DO THIS
Spot each line that carries the word "乙方首付款应为除其贷款额度以外的其他购房款项总和"; copy those lines.

Stored records
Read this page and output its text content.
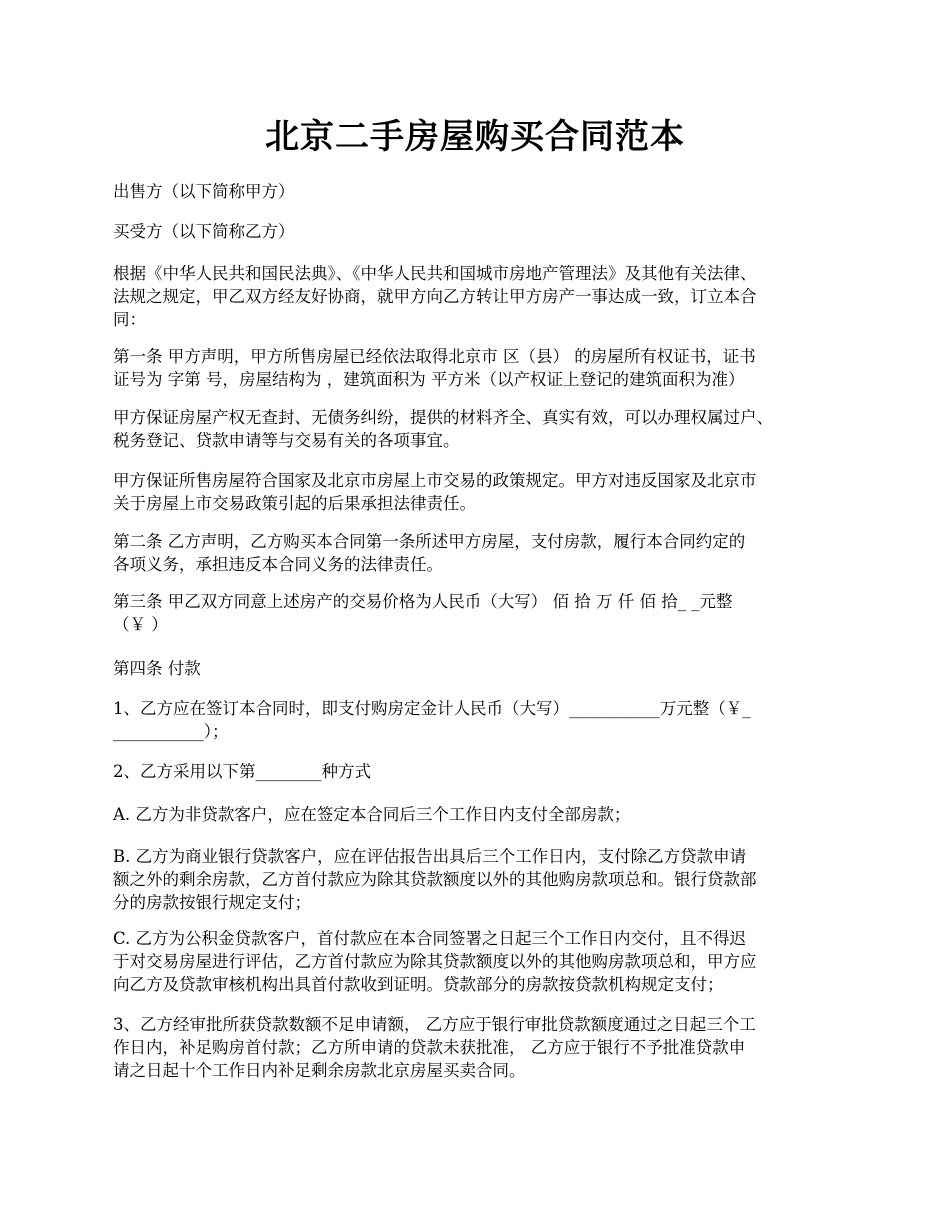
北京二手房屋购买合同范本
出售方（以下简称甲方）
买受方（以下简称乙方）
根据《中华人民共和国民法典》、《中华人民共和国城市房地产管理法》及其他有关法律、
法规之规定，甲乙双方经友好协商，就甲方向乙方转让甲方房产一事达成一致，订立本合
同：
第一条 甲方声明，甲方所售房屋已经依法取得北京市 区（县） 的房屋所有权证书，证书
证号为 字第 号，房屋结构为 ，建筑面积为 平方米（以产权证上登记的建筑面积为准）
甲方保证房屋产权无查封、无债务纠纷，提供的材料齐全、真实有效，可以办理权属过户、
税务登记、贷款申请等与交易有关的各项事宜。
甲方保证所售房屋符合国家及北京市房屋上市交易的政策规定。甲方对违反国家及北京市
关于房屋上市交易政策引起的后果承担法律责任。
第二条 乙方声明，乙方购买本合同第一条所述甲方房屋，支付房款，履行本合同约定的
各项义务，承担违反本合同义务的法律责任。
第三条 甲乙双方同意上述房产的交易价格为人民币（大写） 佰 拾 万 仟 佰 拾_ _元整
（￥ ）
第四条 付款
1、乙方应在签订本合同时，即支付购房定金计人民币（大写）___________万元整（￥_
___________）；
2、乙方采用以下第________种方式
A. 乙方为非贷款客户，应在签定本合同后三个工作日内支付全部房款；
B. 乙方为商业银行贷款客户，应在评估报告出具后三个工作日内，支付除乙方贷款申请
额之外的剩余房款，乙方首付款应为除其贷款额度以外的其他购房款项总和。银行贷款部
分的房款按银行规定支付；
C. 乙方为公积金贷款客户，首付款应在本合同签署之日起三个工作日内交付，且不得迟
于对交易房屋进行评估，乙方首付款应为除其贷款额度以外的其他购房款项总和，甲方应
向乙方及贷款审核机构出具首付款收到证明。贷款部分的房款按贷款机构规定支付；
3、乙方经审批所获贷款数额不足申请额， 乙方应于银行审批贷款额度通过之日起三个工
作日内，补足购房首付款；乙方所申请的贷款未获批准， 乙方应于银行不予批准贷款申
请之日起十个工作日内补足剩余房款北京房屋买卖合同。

WRITTEN SOLUTION
额之外的剩余房款，乙方首付款应为除其贷款额度以外的其他购房款项总和。银行贷款部
于对交易房屋进行评估，乙方首付款应为除其贷款额度以外的其他购房款项总和，甲方应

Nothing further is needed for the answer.